▶ EXERCISE PROMPT: Every record must appear in your copy exactly as written, with no pictures.

----- PROVIDED RECORDS -----

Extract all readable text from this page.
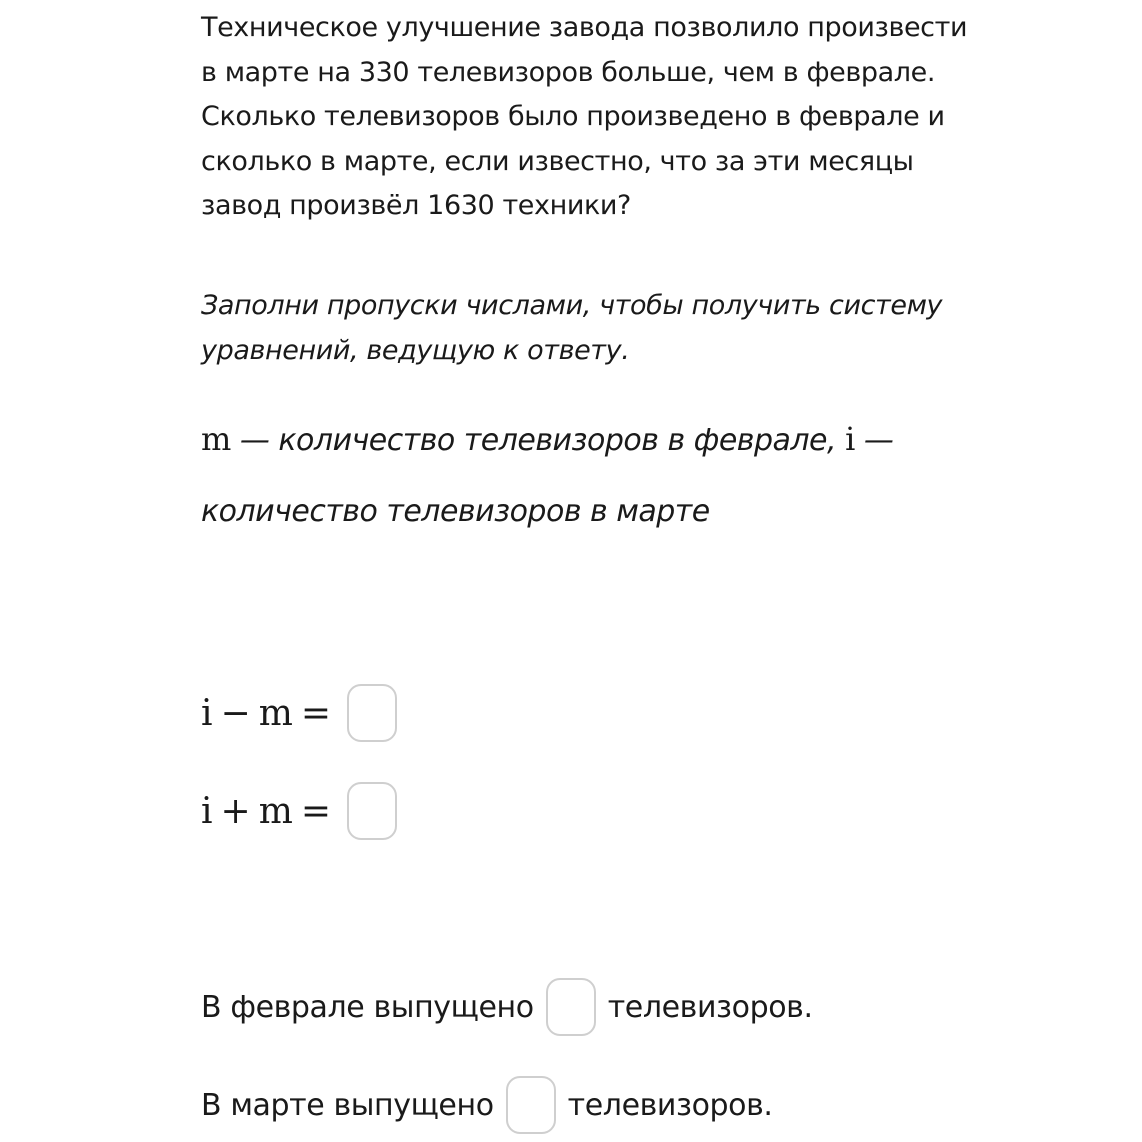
Техническое улучшение завода позволило произвести
в марте на 330 телевизоров больше, чем в феврале.
Сколько телевизоров было произведено в феврале и
сколько в марте, если известно, что за эти месяцы
завод произвёл 1630 техники?
Заполни пропуски числами, чтобы получить систему
уравнений, ведущую к ответу.
m — количество телевизоров в феврале, i —
количество телевизоров в марте
i − m =
i + m =
В феврале выпущено телевизоров.
В марте выпущено телевизоров.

-----

▶ COMPLETE RESPONSE:
Extract all readable text from this page.
Техническое улучшение завода позволило произвести
в марте на 330 телевизоров больше, чем в феврале.
Сколько телевизоров было произведено в феврале и
сколько в марте, если известно, что за эти месяцы
завод произвёл 1630 техники?
Заполни пропуски числами, чтобы получить систему
уравнений, ведущую к ответу.
m — количество телевизоров в феврале, i —
количество телевизоров в марте
i − m =
i + m =
В феврале выпущено телевизоров.
В марте выпущено телевизоров.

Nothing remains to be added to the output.